- Goal -
List each line in which the string "자랑하는" appears.

- Data entries -
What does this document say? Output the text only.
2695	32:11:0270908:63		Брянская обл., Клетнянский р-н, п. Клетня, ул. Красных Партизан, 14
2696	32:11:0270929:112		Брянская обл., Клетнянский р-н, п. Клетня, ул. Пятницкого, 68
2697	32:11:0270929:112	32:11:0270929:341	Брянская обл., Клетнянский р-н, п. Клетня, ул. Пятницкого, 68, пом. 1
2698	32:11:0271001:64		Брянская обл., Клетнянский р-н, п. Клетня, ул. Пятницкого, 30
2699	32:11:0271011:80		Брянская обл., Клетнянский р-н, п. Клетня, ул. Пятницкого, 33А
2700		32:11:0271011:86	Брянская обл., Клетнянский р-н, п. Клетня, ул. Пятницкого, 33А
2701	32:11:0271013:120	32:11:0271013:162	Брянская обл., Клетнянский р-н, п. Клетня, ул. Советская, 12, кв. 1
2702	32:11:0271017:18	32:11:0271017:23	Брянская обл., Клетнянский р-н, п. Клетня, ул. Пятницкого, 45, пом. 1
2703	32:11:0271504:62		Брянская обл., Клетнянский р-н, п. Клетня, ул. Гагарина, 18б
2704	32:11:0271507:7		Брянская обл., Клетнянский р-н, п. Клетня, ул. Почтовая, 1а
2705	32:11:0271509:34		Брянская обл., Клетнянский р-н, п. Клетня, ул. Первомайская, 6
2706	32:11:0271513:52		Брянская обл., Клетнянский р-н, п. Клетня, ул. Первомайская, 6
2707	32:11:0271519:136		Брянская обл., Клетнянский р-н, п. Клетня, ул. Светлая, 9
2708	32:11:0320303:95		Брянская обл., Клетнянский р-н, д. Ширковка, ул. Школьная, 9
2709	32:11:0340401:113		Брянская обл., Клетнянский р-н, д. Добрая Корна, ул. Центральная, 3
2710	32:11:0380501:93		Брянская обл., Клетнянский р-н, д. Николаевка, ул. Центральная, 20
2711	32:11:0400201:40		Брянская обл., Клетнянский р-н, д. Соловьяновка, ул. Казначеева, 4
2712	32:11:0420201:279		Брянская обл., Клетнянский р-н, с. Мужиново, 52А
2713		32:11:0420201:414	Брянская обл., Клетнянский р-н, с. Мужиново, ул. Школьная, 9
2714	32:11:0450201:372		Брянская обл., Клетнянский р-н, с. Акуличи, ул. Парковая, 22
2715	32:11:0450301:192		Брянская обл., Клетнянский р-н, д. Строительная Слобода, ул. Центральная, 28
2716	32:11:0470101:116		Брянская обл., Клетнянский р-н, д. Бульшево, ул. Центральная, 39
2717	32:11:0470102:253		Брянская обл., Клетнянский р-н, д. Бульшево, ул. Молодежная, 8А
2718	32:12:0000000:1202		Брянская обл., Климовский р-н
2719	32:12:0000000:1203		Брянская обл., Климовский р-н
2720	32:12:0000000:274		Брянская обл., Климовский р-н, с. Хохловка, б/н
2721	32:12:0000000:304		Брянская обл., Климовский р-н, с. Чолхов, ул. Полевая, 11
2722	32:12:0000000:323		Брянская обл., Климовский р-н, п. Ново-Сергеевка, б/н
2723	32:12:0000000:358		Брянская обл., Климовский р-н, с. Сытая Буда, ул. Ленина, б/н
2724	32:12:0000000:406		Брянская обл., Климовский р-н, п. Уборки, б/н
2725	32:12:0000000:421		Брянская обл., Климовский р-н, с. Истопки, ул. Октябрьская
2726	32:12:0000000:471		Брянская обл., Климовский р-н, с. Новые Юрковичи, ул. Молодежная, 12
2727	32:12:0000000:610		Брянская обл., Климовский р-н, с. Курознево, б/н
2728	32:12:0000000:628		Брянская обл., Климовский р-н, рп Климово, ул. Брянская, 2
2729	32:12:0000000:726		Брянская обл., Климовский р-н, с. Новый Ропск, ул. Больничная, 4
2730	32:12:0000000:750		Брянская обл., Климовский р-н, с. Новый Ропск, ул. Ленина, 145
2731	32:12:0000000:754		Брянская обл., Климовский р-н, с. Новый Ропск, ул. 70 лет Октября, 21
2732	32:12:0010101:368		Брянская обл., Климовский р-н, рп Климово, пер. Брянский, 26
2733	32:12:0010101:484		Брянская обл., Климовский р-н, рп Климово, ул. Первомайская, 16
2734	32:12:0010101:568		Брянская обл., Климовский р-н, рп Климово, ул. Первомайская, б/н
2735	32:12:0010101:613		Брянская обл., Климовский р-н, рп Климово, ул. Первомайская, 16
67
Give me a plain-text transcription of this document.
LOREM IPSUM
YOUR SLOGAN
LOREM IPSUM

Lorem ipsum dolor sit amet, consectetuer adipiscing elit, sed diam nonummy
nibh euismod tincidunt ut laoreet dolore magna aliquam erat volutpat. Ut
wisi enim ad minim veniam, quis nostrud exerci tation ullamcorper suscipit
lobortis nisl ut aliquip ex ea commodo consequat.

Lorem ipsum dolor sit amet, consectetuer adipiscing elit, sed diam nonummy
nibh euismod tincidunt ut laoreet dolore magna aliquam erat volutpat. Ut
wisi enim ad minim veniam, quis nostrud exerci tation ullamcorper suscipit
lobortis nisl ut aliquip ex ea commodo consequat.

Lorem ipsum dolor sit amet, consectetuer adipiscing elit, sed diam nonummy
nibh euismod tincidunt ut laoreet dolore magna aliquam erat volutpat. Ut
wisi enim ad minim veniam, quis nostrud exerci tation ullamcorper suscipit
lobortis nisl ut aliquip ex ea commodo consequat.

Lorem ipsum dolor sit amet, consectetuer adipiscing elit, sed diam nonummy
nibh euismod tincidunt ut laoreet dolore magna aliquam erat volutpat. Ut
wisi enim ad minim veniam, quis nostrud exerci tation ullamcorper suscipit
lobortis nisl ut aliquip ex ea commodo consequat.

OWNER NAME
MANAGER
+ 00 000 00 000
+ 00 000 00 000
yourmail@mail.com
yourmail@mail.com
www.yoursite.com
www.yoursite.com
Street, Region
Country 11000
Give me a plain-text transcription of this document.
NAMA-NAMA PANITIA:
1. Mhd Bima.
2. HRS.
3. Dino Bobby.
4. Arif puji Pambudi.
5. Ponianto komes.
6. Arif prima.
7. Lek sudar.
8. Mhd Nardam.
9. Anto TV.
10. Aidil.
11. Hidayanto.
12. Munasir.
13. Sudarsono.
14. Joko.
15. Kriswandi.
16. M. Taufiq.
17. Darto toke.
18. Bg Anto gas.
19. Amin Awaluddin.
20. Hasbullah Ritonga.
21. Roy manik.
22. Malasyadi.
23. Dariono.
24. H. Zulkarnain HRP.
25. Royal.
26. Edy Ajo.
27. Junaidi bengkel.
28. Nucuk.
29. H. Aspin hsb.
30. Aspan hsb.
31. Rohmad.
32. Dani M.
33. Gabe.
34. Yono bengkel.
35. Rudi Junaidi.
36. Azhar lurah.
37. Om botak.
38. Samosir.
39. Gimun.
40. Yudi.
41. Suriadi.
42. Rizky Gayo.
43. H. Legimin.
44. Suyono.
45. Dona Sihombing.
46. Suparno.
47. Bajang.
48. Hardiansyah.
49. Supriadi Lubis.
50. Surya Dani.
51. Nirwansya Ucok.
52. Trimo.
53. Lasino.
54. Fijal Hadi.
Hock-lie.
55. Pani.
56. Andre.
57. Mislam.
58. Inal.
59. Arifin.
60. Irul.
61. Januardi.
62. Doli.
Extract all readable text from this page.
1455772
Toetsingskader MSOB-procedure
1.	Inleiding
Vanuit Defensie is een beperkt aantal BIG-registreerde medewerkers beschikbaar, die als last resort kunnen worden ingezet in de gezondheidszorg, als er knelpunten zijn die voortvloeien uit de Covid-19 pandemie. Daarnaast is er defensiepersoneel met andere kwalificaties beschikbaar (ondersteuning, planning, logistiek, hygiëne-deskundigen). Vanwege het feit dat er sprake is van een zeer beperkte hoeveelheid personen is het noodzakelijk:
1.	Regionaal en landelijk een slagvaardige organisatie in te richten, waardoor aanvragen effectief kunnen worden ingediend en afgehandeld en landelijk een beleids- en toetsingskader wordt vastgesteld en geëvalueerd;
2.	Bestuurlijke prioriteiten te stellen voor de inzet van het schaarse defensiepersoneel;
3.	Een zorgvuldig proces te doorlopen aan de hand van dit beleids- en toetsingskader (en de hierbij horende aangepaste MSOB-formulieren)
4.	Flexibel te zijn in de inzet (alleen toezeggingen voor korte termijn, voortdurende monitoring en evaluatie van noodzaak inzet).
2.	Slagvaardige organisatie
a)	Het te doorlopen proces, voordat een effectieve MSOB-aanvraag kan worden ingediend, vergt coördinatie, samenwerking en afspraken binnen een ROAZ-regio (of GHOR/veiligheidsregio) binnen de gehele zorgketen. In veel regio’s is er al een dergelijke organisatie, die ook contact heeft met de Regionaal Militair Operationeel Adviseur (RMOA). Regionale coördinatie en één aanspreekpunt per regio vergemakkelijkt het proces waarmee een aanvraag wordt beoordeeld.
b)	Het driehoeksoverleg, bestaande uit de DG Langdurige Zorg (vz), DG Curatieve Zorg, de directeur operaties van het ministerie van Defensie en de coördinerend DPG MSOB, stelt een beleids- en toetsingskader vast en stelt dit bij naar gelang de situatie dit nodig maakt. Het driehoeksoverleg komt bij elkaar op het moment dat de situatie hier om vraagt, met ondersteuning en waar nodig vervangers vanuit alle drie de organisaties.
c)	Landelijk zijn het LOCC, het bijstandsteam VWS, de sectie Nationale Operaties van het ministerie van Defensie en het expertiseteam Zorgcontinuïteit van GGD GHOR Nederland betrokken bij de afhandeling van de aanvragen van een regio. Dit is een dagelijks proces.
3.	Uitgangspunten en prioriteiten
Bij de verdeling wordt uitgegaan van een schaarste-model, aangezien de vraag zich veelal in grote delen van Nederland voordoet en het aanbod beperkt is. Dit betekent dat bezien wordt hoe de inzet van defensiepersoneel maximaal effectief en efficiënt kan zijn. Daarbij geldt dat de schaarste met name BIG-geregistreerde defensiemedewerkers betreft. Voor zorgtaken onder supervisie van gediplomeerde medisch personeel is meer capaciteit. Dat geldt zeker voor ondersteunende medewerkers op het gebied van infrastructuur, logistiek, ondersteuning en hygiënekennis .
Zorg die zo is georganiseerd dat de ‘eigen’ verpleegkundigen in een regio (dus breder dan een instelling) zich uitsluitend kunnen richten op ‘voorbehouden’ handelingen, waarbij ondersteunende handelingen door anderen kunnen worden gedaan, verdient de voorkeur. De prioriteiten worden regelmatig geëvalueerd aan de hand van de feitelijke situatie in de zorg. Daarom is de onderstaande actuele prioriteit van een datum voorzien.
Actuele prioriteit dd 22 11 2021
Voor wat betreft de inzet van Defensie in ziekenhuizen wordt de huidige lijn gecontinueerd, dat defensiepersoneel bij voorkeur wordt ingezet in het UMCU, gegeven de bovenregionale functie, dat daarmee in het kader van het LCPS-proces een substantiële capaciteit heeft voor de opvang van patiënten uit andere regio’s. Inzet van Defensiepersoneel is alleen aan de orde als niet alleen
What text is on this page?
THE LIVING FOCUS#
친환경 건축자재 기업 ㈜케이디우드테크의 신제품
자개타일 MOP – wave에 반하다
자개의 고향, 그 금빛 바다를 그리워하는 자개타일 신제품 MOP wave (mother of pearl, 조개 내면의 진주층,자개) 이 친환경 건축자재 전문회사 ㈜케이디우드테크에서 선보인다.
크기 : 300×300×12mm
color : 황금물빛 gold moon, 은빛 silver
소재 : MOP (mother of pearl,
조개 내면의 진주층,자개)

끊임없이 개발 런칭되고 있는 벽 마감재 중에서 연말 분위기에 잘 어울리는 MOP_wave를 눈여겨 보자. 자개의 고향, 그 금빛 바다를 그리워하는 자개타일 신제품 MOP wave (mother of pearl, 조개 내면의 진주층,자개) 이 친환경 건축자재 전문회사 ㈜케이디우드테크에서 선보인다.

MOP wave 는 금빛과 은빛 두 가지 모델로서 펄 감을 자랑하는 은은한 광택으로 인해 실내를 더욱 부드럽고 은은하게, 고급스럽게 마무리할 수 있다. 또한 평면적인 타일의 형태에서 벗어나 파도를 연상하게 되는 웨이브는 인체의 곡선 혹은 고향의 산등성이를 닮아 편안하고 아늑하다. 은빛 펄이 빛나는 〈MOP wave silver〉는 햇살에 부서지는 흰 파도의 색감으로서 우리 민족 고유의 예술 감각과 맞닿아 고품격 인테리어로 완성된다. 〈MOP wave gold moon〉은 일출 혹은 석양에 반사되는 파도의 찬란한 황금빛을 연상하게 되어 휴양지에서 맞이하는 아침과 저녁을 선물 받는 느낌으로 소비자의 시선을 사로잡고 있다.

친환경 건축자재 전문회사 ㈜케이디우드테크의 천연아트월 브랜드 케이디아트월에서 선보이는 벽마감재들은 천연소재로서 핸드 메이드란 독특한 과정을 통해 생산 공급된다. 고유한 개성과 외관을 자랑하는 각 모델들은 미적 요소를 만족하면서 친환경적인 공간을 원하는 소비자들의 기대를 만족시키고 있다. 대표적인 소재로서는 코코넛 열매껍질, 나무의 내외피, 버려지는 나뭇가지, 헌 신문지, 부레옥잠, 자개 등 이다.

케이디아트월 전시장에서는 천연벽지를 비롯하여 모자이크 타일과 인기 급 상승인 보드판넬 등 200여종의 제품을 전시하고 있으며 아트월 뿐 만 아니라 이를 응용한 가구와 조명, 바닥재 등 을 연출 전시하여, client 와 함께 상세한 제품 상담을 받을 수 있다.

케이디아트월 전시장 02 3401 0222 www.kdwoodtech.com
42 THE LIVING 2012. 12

- The output -
MOP wave 는 금빛과 은빛 두 가지 모델로서 펄 감을 자랑하는 은은한 광택으로 인해 실내를 더욱 부드럽고 은은하게, 고급스럽게 마무리할 수 있다. 또한 평면적인 타일의 형태에서 벗어나 파도를 연상하게 되는 웨이브는 인체의 곡선 혹은 고향의 산등성이를 닮아 편안하고 아늑하다. 은빛 펄이 빛나는 〈MOP wave silver〉는 햇살에 부서지는 흰 파도의 색감으로서 우리 민족 고유의 예술 감각과 맞닿아 고품격 인테리어로 완성된다. 〈MOP wave gold moon〉은 일출 혹은 석양에 반사되는 파도의 찬란한 황금빛을 연상하게 되어 휴양지에서 맞이하는 아침과 저녁을 선물 받는 느낌으로 소비자의 시선을 사로잡고 있다.
친환경 건축자재 전문회사 ㈜케이디우드테크의 천연아트월 브랜드 케이디아트월에서 선보이는 벽마감재들은 천연소재로서 핸드 메이드란 독특한 과정을 통해 생산 공급된다. 고유한 개성과 외관을 자랑하는 각 모델들은 미적 요소를 만족하면서 친환경적인 공간을 원하는 소비자들의 기대를 만족시키고 있다. 대표적인 소재로서는 코코넛 열매껍질, 나무의 내외피, 버려지는 나뭇가지, 헌 신문지, 부레옥잠, 자개 등 이다.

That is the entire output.